■ DIRECTIONS FOR THIS TASK: Repeat the records below exactly, leaving out any pictures.

╭─ RECORD LIST

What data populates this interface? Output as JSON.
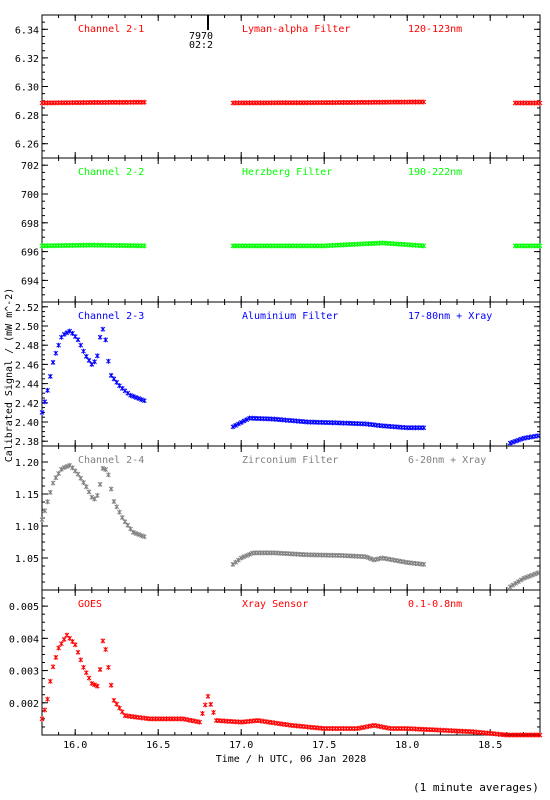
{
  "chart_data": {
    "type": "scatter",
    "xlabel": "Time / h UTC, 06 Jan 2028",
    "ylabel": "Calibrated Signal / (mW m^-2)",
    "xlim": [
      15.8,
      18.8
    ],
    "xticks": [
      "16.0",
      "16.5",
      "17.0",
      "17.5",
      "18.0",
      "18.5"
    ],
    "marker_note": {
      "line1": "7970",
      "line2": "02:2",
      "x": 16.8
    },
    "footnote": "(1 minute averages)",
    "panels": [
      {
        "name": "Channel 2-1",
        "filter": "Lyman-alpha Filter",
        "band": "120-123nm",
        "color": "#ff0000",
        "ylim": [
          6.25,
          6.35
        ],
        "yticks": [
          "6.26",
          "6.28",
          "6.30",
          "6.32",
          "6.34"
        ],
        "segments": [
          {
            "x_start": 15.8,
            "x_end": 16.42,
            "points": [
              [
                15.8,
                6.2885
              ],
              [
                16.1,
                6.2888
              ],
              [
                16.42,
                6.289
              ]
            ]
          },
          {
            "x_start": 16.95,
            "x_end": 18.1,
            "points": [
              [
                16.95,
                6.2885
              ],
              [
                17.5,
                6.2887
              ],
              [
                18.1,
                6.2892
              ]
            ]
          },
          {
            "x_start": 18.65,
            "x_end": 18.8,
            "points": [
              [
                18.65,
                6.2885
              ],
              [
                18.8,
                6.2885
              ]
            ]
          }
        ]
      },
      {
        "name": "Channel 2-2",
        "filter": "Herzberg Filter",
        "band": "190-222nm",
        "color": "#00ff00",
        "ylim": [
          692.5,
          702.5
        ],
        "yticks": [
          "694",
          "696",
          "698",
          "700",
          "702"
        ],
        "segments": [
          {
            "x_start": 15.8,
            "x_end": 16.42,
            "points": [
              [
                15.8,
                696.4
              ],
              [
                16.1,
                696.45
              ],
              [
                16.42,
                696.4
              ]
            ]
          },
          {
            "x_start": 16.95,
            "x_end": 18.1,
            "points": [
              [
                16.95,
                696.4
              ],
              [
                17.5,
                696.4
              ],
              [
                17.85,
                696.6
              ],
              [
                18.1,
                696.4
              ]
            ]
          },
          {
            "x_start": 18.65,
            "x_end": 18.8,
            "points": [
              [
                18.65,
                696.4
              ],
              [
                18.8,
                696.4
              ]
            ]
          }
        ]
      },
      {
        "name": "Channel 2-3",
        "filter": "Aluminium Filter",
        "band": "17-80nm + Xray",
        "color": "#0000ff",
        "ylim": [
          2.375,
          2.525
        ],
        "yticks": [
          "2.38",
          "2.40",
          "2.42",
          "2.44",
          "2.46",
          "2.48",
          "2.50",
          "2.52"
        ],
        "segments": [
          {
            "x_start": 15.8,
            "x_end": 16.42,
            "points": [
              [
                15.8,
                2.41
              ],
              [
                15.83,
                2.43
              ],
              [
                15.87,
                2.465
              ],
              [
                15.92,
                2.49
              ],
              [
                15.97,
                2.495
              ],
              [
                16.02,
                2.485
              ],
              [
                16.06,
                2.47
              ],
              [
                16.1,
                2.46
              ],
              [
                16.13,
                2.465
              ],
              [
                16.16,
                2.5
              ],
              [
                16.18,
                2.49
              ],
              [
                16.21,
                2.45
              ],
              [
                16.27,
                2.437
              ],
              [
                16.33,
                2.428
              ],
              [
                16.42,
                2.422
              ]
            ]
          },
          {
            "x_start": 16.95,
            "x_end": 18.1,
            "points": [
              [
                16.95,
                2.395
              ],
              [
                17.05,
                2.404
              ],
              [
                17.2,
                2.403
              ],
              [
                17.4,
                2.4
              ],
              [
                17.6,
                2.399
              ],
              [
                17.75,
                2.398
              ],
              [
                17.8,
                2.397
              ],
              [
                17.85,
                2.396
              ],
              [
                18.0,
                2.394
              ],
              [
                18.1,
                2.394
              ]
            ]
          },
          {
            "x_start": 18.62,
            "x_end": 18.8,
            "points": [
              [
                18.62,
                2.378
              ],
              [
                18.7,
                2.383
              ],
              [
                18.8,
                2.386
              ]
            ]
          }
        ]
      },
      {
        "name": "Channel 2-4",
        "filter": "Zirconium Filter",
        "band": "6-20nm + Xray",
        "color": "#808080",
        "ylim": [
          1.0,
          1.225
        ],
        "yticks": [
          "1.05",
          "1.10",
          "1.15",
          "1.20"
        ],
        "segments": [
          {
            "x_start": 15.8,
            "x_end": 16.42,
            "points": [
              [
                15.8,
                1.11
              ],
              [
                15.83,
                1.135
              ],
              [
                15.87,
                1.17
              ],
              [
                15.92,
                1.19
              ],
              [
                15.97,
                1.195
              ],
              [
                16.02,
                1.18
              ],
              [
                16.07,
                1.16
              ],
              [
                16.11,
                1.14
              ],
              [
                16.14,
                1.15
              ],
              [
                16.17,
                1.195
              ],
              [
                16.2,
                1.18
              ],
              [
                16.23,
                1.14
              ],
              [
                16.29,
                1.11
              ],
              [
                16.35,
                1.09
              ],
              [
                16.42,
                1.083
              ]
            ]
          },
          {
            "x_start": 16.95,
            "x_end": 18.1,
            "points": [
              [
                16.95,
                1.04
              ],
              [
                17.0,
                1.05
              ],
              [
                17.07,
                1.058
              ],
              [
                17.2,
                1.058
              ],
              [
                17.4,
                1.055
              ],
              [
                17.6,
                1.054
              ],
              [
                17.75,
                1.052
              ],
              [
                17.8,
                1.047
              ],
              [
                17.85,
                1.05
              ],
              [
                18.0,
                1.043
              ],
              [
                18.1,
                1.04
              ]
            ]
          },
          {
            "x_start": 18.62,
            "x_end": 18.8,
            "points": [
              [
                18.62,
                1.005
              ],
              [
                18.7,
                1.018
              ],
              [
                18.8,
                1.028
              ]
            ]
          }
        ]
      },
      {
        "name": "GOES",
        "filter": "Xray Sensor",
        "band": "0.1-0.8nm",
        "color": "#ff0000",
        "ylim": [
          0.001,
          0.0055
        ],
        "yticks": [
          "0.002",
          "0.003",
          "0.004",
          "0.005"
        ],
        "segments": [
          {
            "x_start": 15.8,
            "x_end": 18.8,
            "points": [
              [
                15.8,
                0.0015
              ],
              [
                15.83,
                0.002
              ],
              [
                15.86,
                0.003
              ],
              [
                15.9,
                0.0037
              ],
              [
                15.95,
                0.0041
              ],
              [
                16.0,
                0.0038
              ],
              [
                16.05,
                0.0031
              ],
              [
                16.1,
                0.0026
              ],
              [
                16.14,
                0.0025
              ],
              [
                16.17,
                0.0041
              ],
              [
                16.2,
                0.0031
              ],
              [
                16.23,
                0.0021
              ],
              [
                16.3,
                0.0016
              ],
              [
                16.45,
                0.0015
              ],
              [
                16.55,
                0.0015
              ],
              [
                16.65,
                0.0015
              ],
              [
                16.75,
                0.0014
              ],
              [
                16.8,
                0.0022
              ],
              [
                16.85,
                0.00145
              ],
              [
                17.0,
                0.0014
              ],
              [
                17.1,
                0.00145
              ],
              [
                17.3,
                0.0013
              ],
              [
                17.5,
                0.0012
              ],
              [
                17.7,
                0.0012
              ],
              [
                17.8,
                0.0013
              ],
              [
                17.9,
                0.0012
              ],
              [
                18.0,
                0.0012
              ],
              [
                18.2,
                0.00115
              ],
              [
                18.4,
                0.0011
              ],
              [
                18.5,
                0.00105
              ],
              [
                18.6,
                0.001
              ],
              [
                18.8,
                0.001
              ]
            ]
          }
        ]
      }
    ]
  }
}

╰─

■ SOLUTION FOR THIS PROBLEM:
What data populates this interface? Output as JSON.
{
  "chart_data": {
    "type": "scatter",
    "xlabel": "Time / h UTC, 06 Jan 2028",
    "ylabel": "Calibrated Signal / (mW m^-2)",
    "xlim": [
      15.8,
      18.8
    ],
    "xticks": [
      "16.0",
      "16.5",
      "17.0",
      "17.5",
      "18.0",
      "18.5"
    ],
    "marker_note": {
      "line1": "7970",
      "line2": "02:2",
      "x": 16.8
    },
    "footnote": "(1 minute averages)",
    "panels": [
      {
        "name": "Channel 2-1",
        "filter": "Lyman-alpha Filter",
        "band": "120-123nm",
        "color": "#ff0000",
        "ylim": [
          6.25,
          6.35
        ],
        "yticks": [
          "6.26",
          "6.28",
          "6.30",
          "6.32",
          "6.34"
        ],
        "segments": [
          {
            "x_start": 15.8,
            "x_end": 16.42,
            "points": [
              [
                15.8,
                6.2885
              ],
              [
                16.1,
                6.2888
              ],
              [
                16.42,
                6.289
              ]
            ]
          },
          {
            "x_start": 16.95,
            "x_end": 18.1,
            "points": [
              [
                16.95,
                6.2885
              ],
              [
                17.5,
                6.2887
              ],
              [
                18.1,
                6.2892
              ]
            ]
          },
          {
            "x_start": 18.65,
            "x_end": 18.8,
            "points": [
              [
                18.65,
                6.2885
              ],
              [
                18.8,
                6.2885
              ]
            ]
          }
        ]
      },
      {
        "name": "Channel 2-2",
        "filter": "Herzberg Filter",
        "band": "190-222nm",
        "color": "#00ff00",
        "ylim": [
          692.5,
          702.5
        ],
        "yticks": [
          "694",
          "696",
          "698",
          "700",
          "702"
        ],
        "segments": [
          {
            "x_start": 15.8,
            "x_end": 16.42,
            "points": [
              [
                15.8,
                696.4
              ],
              [
                16.1,
                696.45
              ],
              [
                16.42,
                696.4
              ]
            ]
          },
          {
            "x_start": 16.95,
            "x_end": 18.1,
            "points": [
              [
                16.95,
                696.4
              ],
              [
                17.5,
                696.4
              ],
              [
                17.85,
                696.6
              ],
              [
                18.1,
                696.4
              ]
            ]
          },
          {
            "x_start": 18.65,
            "x_end": 18.8,
            "points": [
              [
                18.65,
                696.4
              ],
              [
                18.8,
                696.4
              ]
            ]
          }
        ]
      },
      {
        "name": "Channel 2-3",
        "filter": "Aluminium Filter",
        "band": "17-80nm + Xray",
        "color": "#0000ff",
        "ylim": [
          2.375,
          2.525
        ],
        "yticks": [
          "2.38",
          "2.40",
          "2.42",
          "2.44",
          "2.46",
          "2.48",
          "2.50",
          "2.52"
        ],
        "segments": [
          {
            "x_start": 15.8,
            "x_end": 16.42,
            "points": [
              [
                15.8,
                2.41
              ],
              [
                15.83,
                2.43
              ],
              [
                15.87,
                2.465
              ],
              [
                15.92,
                2.49
              ],
              [
                15.97,
                2.495
              ],
              [
                16.02,
                2.485
              ],
              [
                16.06,
                2.47
              ],
              [
                16.1,
                2.46
              ],
              [
                16.13,
                2.465
              ],
              [
                16.16,
                2.5
              ],
              [
                16.18,
                2.49
              ],
              [
                16.21,
                2.45
              ],
              [
                16.27,
                2.437
              ],
              [
                16.33,
                2.428
              ],
              [
                16.42,
                2.422
              ]
            ]
          },
          {
            "x_start": 16.95,
            "x_end": 18.1,
            "points": [
              [
                16.95,
                2.395
              ],
              [
                17.05,
                2.404
              ],
              [
                17.2,
                2.403
              ],
              [
                17.4,
                2.4
              ],
              [
                17.6,
                2.399
              ],
              [
                17.75,
                2.398
              ],
              [
                17.8,
                2.397
              ],
              [
                17.85,
                2.396
              ],
              [
                18.0,
                2.394
              ],
              [
                18.1,
                2.394
              ]
            ]
          },
          {
            "x_start": 18.62,
            "x_end": 18.8,
            "points": [
              [
                18.62,
                2.378
              ],
              [
                18.7,
                2.383
              ],
              [
                18.8,
                2.386
              ]
            ]
          }
        ]
      },
      {
        "name": "Channel 2-4",
        "filter": "Zirconium Filter",
        "band": "6-20nm + Xray",
        "color": "#808080",
        "ylim": [
          1.0,
          1.225
        ],
        "yticks": [
          "1.05",
          "1.10",
          "1.15",
          "1.20"
        ],
        "segments": [
          {
            "x_start": 15.8,
            "x_end": 16.42,
            "points": [
              [
                15.8,
                1.11
              ],
              [
                15.83,
                1.135
              ],
              [
                15.87,
                1.17
              ],
              [
                15.92,
                1.19
              ],
              [
                15.97,
                1.195
              ],
              [
                16.02,
                1.18
              ],
              [
                16.07,
                1.16
              ],
              [
                16.11,
                1.14
              ],
              [
                16.14,
                1.15
              ],
              [
                16.17,
                1.195
              ],
              [
                16.2,
                1.18
              ],
              [
                16.23,
                1.14
              ],
              [
                16.29,
                1.11
              ],
              [
                16.35,
                1.09
              ],
              [
                16.42,
                1.083
              ]
            ]
          },
          {
            "x_start": 16.95,
            "x_end": 18.1,
            "points": [
              [
                16.95,
                1.04
              ],
              [
                17.0,
                1.05
              ],
              [
                17.07,
                1.058
              ],
              [
                17.2,
                1.058
              ],
              [
                17.4,
                1.055
              ],
              [
                17.6,
                1.054
              ],
              [
                17.75,
                1.052
              ],
              [
                17.8,
                1.047
              ],
              [
                17.85,
                1.05
              ],
              [
                18.0,
                1.043
              ],
              [
                18.1,
                1.04
              ]
            ]
          },
          {
            "x_start": 18.62,
            "x_end": 18.8,
            "points": [
              [
                18.62,
                1.005
              ],
              [
                18.7,
                1.018
              ],
              [
                18.8,
                1.028
              ]
            ]
          }
        ]
      },
      {
        "name": "GOES",
        "filter": "Xray Sensor",
        "band": "0.1-0.8nm",
        "color": "#ff0000",
        "ylim": [
          0.001,
          0.0055
        ],
        "yticks": [
          "0.002",
          "0.003",
          "0.004",
          "0.005"
        ],
        "segments": [
          {
            "x_start": 15.8,
            "x_end": 18.8,
            "points": [
              [
                15.8,
                0.0015
              ],
              [
                15.83,
                0.002
              ],
              [
                15.86,
                0.003
              ],
              [
                15.9,
                0.0037
              ],
              [
                15.95,
                0.0041
              ],
              [
                16.0,
                0.0038
              ],
              [
                16.05,
                0.0031
              ],
              [
                16.1,
                0.0026
              ],
              [
                16.14,
                0.0025
              ],
              [
                16.17,
                0.0041
              ],
              [
                16.2,
                0.0031
              ],
              [
                16.23,
                0.0021
              ],
              [
                16.3,
                0.0016
              ],
              [
                16.45,
                0.0015
              ],
              [
                16.55,
                0.0015
              ],
              [
                16.65,
                0.0015
              ],
              [
                16.75,
                0.0014
              ],
              [
                16.8,
                0.0022
              ],
              [
                16.85,
                0.00145
              ],
              [
                17.0,
                0.0014
              ],
              [
                17.1,
                0.00145
              ],
              [
                17.3,
                0.0013
              ],
              [
                17.5,
                0.0012
              ],
              [
                17.7,
                0.0012
              ],
              [
                17.8,
                0.0013
              ],
              [
                17.9,
                0.0012
              ],
              [
                18.0,
                0.0012
              ],
              [
                18.2,
                0.00115
              ],
              [
                18.4,
                0.0011
              ],
              [
                18.5,
                0.00105
              ],
              [
                18.6,
                0.001
              ],
              [
                18.8,
                0.001
              ]
            ]
          }
        ]
      }
    ]
  }
}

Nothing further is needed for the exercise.